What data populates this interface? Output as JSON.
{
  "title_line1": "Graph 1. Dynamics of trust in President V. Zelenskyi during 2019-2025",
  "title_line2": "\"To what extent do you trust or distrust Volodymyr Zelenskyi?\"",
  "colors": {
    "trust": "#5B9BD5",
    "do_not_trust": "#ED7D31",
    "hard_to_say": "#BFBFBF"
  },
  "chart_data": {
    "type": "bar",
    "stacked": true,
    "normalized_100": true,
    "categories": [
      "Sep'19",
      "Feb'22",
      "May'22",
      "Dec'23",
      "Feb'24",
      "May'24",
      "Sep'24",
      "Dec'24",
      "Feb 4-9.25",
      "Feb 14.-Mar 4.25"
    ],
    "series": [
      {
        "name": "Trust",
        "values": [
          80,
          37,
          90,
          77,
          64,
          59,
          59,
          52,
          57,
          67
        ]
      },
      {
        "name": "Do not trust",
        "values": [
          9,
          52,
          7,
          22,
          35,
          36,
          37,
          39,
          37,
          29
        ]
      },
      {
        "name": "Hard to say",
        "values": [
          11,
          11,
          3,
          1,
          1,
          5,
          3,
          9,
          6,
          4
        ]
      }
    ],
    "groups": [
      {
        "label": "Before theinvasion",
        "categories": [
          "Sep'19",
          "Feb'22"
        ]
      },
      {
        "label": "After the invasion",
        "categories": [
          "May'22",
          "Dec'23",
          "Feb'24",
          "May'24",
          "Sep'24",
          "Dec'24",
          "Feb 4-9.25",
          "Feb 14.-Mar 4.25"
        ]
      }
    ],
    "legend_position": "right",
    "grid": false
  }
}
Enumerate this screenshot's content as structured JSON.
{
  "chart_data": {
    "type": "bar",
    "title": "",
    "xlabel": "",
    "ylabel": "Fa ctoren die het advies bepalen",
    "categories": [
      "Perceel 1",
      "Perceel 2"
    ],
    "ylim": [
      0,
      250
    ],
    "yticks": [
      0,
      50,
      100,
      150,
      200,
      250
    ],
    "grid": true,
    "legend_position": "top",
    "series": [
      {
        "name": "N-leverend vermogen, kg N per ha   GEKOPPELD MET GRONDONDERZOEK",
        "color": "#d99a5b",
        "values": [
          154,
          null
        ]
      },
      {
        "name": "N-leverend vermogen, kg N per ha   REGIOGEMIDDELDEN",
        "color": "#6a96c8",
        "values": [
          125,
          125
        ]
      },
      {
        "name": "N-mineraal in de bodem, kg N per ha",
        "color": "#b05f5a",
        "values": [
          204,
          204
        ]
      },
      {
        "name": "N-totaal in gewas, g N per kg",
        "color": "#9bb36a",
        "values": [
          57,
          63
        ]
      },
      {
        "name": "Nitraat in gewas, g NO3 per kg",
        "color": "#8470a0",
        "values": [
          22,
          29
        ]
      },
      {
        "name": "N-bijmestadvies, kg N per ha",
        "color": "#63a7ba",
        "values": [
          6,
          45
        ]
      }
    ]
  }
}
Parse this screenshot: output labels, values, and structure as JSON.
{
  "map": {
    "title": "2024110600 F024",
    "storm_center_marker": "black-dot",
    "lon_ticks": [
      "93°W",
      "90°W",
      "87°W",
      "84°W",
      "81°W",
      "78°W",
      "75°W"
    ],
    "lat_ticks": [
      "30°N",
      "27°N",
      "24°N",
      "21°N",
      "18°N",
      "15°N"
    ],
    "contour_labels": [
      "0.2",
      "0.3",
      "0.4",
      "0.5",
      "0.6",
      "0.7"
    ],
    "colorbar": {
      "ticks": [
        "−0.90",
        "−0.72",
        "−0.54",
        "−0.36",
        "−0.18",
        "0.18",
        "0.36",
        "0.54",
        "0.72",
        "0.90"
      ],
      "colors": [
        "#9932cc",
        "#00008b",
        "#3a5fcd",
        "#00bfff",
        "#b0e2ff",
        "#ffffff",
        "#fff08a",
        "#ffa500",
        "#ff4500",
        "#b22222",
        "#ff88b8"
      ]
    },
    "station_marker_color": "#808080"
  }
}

Short exercise: Show every line of the records above that contains the word "gewas".

Output:
        "name": "N-totaal in gewas, g N per kg",
        "name": "Nitraat in gewas, g NO3 per kg",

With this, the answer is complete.